#### Problem description:
From the listing below, pick out each line with the word "трудовых".

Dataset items
______

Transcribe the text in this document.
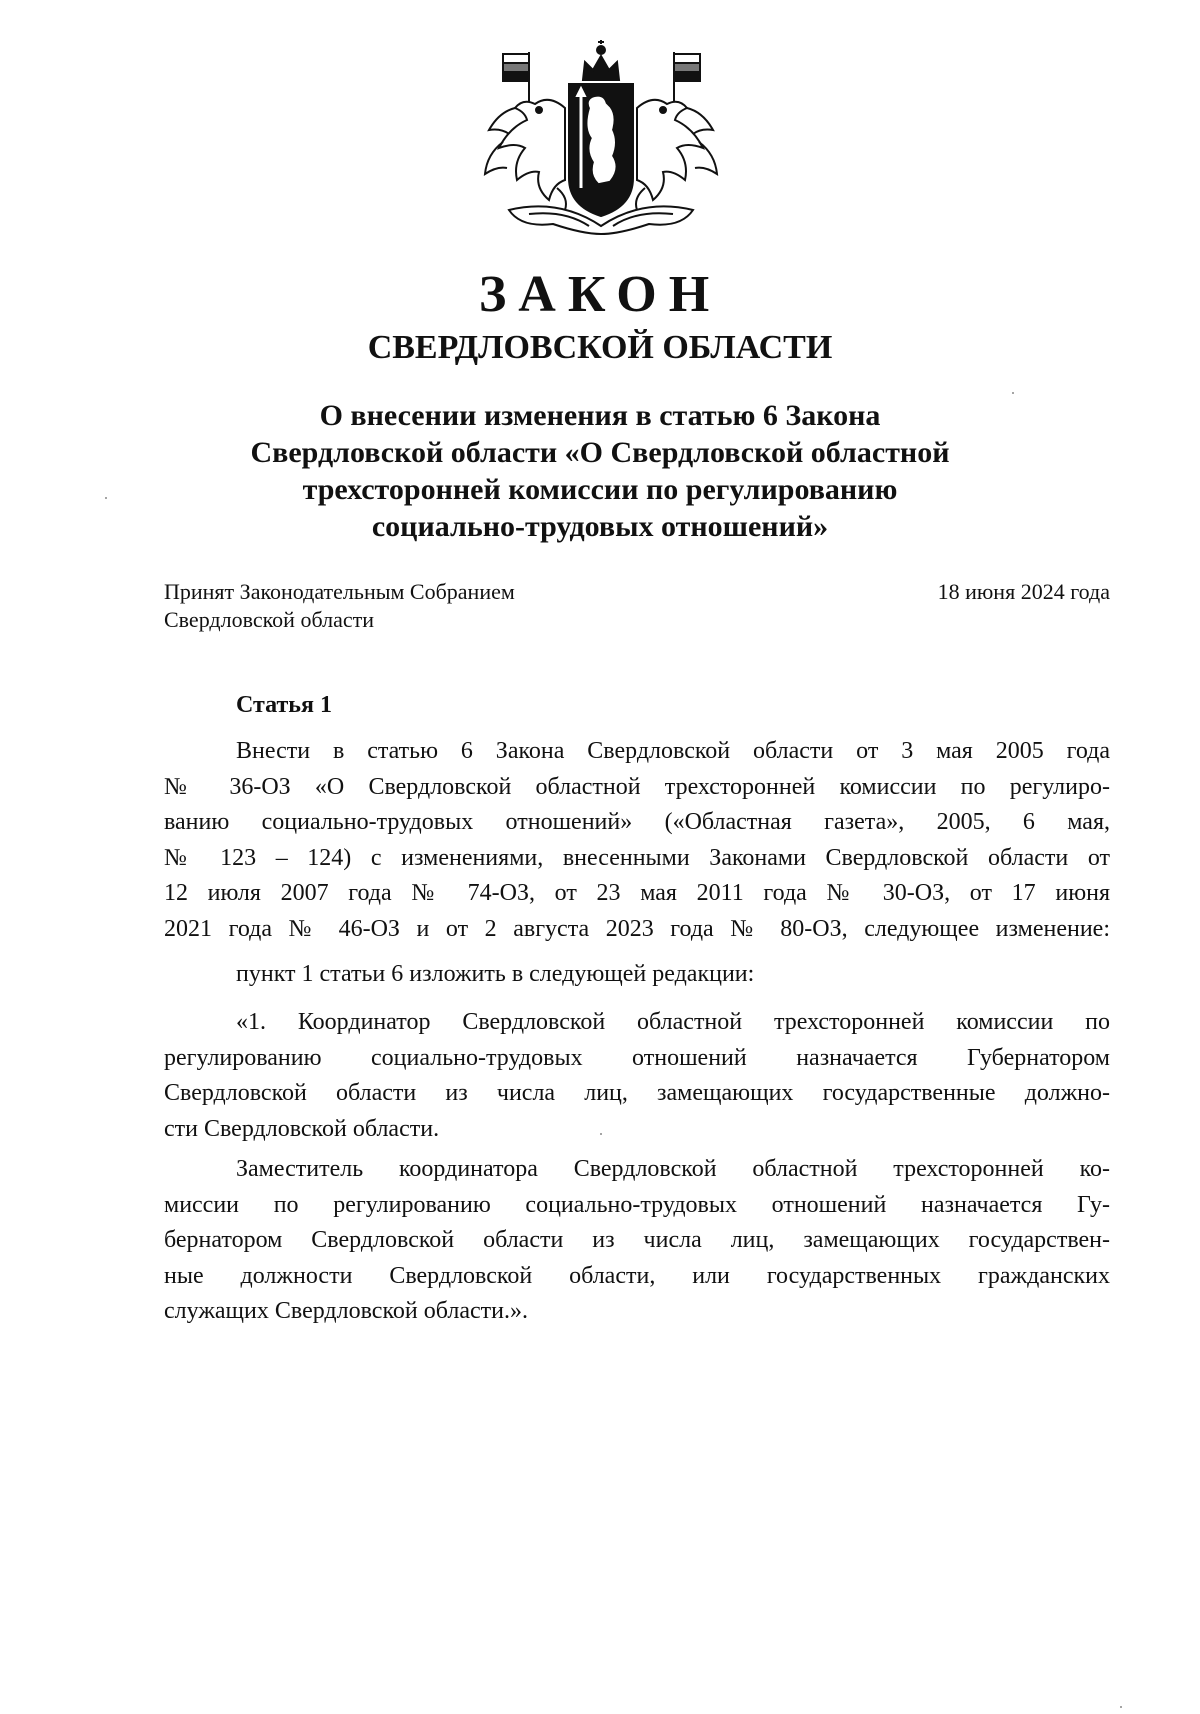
ЗАКОН
СВЕРДЛОВСКОЙ ОБЛАСТИ
О внесении изменения в статью 6 Закона
Свердловской области «О Свердловской областной
трехсторонней комиссии по регулированию
социально-трудовых отношений»
Принят Законодательным Собранием
Свердловской области
18 июня 2024 года
Статья 1
Внести в статью 6 Закона Свердловской области от 3 мая 2005 года
№ 36-ОЗ «О Свердловской областной трехсторонней комиссии по регулиро-
ванию социально-трудовых отношений» («Областная газета», 2005, 6 мая,
№ 123 – 124) с изменениями, внесенными Законами Свердловской области от
12 июля 2007 года № 74-ОЗ, от 23 мая 2011 года № 30-ОЗ, от 17 июня
2021 года № 46-ОЗ и от 2 августа 2023 года № 80-ОЗ, следующее изменение:
пункт 1 статьи 6 изложить в следующей редакции:
«1. Координатор Свердловской областной трехсторонней комиссии по
регулированию социально-трудовых отношений назначается Губернатором
Свердловской области из числа лиц, замещающих государственные должно-
сти Свердловской области.
Заместитель координатора Свердловской областной трехсторонней ко-
миссии по регулированию социально-трудовых отношений назначается Гу-
бернатором Свердловской области из числа лиц, замещающих государствен-
ные должности Свердловской области, или государственных гражданских
служащих Свердловской области.».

______

#### Result of this task:
социально-трудовых отношений»
ванию социально-трудовых отношений» («Областная газета», 2005, 6 мая,
регулированию социально-трудовых отношений назначается Губернатором
миссии по регулированию социально-трудовых отношений назначается Гу-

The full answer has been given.